Copy each line below that includes "ylabel".

** Start Records shown **

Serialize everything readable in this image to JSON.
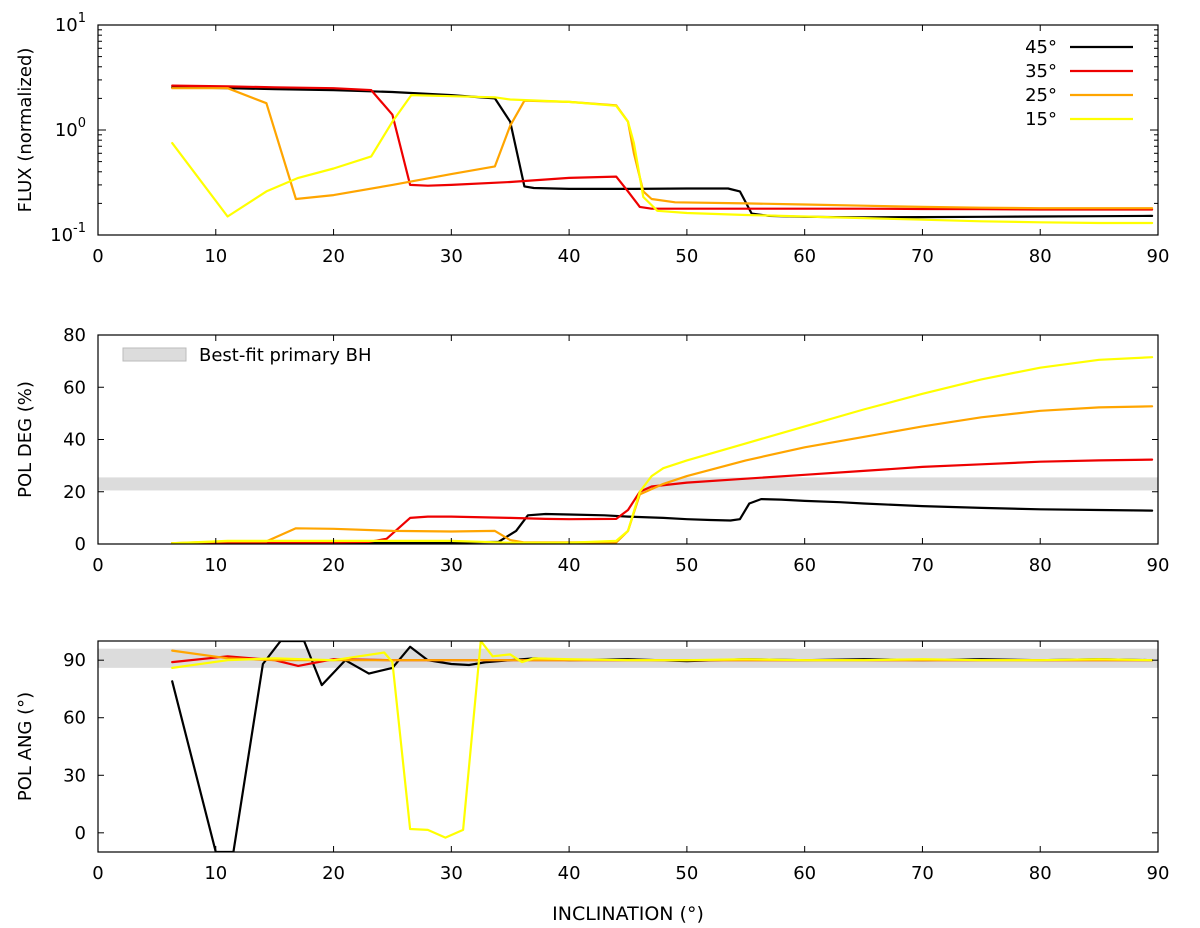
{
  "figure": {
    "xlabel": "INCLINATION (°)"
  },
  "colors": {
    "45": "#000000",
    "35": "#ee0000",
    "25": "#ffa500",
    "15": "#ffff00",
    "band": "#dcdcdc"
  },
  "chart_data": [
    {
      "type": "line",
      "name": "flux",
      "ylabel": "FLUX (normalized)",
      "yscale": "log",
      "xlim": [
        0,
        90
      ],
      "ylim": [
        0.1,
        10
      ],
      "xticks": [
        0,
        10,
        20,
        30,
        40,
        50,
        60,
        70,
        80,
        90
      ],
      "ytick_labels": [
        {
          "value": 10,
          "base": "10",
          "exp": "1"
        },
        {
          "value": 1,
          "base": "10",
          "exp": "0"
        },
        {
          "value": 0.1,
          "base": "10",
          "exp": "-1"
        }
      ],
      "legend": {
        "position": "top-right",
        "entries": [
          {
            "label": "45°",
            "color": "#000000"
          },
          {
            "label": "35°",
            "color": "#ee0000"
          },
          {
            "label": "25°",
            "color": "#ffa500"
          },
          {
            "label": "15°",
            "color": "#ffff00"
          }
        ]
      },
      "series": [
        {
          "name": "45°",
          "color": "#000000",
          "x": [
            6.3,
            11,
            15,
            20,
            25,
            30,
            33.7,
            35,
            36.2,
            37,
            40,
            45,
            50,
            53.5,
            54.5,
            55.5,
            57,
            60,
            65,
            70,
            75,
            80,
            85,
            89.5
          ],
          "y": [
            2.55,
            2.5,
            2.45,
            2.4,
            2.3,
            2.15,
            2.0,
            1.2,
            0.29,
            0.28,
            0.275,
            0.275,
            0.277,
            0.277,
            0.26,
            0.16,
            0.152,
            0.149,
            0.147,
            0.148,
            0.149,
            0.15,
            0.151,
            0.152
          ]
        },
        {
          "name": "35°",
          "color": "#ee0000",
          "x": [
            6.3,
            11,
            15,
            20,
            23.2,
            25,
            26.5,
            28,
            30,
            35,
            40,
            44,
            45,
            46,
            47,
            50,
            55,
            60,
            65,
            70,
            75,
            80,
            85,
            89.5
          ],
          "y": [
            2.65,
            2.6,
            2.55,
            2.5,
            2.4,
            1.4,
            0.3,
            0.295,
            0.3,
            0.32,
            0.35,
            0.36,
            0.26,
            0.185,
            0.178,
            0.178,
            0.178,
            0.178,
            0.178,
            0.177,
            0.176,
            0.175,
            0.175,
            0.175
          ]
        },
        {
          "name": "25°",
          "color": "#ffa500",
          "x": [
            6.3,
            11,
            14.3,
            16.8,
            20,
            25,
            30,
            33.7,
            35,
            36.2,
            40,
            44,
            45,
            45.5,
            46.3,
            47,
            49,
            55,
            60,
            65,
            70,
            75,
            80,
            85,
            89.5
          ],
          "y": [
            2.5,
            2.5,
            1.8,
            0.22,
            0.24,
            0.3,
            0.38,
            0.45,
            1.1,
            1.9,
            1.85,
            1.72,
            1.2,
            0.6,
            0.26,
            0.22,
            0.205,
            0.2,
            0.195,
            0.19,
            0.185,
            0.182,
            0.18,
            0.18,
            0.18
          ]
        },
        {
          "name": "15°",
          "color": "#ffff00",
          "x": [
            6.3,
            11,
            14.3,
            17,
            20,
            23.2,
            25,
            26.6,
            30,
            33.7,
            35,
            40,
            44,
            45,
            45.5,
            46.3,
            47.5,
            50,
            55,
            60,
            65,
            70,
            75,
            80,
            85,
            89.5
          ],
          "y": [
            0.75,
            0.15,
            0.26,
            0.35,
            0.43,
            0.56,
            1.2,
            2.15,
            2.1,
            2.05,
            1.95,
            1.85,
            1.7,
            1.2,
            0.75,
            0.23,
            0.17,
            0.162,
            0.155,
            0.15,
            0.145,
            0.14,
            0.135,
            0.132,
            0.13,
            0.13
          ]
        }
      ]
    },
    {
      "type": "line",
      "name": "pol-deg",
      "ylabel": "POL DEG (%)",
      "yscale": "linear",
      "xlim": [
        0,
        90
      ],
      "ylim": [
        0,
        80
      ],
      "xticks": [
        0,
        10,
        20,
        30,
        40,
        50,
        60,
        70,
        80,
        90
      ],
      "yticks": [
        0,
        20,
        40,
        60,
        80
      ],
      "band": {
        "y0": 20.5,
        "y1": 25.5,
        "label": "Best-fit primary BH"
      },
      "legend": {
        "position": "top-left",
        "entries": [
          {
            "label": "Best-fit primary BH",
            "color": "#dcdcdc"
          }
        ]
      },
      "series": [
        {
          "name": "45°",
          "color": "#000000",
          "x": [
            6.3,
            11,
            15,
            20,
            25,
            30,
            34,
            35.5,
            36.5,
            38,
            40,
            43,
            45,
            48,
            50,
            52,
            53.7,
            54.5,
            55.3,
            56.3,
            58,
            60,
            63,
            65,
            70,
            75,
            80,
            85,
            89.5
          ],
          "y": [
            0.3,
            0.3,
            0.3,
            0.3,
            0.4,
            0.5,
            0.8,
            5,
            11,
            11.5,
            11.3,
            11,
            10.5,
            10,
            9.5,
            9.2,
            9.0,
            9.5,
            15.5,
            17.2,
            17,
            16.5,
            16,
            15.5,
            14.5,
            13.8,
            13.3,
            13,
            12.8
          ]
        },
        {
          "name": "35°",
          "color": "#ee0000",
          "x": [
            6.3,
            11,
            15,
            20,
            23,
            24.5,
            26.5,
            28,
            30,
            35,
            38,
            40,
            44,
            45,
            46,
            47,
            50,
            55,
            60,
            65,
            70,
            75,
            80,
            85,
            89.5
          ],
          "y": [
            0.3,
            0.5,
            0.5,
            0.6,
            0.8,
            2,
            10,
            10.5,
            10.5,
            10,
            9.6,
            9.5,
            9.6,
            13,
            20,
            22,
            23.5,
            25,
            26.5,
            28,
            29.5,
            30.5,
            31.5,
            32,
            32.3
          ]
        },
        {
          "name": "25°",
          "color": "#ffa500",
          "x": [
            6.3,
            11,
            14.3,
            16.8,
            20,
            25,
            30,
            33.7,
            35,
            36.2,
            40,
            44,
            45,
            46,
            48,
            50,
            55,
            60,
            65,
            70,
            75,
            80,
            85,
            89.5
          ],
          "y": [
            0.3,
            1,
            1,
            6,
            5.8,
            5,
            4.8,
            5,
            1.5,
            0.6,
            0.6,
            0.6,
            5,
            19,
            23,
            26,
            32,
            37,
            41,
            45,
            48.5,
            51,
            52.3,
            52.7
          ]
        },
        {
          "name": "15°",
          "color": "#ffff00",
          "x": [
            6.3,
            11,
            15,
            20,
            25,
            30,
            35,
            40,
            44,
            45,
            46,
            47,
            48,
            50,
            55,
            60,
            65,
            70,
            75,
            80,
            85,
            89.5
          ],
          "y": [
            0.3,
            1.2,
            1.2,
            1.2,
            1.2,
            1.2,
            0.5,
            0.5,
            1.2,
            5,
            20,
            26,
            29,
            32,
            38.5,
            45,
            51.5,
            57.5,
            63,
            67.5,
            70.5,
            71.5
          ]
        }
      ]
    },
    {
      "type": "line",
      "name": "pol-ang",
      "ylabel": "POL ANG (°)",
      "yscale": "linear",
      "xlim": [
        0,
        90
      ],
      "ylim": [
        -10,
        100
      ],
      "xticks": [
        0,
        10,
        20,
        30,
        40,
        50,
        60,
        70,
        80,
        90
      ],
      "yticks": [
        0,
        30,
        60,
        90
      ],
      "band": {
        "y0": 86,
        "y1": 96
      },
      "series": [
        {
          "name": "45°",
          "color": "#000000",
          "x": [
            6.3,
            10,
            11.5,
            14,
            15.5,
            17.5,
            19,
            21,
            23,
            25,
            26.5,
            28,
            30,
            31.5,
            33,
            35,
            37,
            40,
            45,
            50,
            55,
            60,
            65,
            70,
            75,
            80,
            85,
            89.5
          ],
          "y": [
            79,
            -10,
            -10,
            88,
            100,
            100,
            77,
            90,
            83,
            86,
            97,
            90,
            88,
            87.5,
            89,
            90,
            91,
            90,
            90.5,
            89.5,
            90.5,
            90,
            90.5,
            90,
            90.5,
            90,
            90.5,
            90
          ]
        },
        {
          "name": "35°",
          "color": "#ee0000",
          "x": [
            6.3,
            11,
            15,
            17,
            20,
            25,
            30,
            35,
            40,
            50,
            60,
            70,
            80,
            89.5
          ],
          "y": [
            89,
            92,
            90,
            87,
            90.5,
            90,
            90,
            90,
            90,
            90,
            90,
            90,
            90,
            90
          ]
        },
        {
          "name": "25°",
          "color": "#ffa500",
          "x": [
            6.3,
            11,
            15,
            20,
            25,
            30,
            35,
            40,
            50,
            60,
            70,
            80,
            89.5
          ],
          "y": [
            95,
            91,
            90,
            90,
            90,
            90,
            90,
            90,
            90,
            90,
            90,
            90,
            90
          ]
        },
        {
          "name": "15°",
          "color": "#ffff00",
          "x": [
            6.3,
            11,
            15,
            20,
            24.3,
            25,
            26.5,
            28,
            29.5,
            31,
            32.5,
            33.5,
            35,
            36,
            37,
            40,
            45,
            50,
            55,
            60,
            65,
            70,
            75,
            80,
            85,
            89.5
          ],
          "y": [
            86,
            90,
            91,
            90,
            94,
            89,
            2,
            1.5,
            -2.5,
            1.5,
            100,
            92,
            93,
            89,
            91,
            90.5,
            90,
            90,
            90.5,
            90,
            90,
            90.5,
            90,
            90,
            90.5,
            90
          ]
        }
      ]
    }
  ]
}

** End Records shown **

Solution for this task
      "ylabel": "FLUX (normalized)",
      "ylabel": "POL DEG (%)",
      "ylabel": "POL ANG (°)",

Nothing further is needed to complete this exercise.